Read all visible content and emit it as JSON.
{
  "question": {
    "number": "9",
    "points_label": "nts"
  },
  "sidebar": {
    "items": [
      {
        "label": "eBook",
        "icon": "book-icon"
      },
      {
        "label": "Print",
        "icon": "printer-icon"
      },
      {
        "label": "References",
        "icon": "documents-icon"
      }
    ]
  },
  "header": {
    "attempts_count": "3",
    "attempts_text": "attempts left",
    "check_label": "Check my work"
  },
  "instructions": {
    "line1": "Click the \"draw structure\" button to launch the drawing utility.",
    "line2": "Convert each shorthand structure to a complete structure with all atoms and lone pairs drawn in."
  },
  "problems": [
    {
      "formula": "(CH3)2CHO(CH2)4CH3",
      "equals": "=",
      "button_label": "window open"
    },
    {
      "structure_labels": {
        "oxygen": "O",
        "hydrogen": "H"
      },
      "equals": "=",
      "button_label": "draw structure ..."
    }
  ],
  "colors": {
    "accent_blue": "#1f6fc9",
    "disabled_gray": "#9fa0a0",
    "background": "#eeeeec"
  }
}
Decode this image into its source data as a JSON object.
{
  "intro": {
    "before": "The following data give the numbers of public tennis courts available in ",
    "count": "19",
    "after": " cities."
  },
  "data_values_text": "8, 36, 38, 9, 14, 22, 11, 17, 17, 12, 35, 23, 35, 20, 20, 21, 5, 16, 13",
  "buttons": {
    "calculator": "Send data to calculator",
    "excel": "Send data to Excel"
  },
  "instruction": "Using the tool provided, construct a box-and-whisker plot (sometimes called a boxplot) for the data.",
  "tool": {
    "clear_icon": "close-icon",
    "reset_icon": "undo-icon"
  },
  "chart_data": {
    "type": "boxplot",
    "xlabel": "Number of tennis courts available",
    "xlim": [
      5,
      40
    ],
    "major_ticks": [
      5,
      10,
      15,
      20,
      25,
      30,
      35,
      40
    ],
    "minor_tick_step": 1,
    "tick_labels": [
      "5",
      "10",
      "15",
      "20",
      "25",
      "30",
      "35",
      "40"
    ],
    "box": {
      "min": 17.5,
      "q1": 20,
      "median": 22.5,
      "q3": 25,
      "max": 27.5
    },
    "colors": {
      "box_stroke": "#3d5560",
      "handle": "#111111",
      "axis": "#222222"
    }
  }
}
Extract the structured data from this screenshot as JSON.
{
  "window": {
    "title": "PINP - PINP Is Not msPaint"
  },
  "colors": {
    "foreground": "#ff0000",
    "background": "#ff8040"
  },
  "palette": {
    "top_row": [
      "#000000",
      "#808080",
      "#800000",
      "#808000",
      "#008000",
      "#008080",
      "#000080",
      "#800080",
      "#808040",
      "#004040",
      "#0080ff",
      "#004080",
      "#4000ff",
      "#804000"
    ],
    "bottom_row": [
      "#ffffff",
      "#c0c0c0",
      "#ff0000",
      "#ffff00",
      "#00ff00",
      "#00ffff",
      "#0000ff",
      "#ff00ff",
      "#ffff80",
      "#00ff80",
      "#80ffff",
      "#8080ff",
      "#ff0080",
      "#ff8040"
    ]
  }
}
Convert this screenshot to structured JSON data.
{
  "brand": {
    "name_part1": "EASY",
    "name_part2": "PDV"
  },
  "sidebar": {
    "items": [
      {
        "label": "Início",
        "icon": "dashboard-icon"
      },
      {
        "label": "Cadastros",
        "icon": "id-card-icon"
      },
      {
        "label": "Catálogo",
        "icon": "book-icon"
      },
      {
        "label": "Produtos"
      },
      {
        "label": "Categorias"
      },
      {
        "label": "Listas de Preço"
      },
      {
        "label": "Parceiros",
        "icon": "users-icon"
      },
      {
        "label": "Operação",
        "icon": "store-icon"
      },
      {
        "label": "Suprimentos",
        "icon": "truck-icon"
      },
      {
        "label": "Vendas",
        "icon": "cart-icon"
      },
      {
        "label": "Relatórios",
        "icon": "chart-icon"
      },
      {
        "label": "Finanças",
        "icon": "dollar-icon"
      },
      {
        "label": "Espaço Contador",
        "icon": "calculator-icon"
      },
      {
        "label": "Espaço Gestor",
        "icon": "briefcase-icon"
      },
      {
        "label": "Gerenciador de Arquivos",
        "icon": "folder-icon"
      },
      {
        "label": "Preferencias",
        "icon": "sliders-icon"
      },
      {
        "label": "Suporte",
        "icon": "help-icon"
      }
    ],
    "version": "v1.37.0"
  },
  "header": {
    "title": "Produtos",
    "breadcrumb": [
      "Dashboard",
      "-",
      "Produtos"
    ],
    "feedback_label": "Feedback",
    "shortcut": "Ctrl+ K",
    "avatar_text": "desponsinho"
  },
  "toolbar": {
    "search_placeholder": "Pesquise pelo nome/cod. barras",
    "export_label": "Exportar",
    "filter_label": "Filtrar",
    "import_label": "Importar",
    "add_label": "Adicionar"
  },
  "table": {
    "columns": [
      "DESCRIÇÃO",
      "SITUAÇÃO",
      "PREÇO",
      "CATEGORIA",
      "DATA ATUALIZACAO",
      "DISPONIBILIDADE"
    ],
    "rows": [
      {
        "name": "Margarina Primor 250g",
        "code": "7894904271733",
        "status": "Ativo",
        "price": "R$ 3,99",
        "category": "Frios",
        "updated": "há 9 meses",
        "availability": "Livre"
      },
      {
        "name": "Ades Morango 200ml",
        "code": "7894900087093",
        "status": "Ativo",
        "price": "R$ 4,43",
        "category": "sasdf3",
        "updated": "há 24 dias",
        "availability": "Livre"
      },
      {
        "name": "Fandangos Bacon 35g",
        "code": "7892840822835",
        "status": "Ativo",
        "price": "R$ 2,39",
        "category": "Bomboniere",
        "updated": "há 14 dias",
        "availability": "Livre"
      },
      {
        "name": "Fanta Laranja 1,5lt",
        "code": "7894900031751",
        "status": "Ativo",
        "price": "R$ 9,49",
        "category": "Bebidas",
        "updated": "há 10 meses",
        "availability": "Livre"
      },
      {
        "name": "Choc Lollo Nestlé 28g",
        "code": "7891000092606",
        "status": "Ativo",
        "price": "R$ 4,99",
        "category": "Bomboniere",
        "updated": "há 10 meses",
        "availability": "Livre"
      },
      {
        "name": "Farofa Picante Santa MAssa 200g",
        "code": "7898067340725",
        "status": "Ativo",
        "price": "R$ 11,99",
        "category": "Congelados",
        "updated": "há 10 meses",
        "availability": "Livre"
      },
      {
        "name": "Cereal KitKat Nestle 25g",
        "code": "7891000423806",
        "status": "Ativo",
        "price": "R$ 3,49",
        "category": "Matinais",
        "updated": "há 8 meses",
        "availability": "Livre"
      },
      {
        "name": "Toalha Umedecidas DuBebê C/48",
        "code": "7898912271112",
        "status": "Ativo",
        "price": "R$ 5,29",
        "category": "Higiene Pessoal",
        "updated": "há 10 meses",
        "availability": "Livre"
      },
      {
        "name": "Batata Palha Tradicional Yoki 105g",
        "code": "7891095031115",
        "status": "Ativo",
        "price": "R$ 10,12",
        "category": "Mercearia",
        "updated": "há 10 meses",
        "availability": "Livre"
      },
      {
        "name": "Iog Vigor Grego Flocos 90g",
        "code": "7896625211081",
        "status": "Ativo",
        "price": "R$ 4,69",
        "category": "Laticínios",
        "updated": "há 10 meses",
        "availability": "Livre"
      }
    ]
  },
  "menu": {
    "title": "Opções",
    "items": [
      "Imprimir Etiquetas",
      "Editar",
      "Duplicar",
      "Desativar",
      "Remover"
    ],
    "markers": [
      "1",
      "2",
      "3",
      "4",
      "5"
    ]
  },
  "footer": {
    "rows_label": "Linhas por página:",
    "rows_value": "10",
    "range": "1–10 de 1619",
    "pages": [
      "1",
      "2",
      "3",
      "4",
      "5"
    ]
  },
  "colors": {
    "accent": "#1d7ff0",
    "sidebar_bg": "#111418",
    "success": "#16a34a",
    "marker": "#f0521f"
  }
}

==================================================

Do this: Copy out each line of the data where the string "courts" appears.

Written answer:
    "before": "The following data give the numbers of public tennis courts available in ",
    "xlabel": "Number of tennis courts available",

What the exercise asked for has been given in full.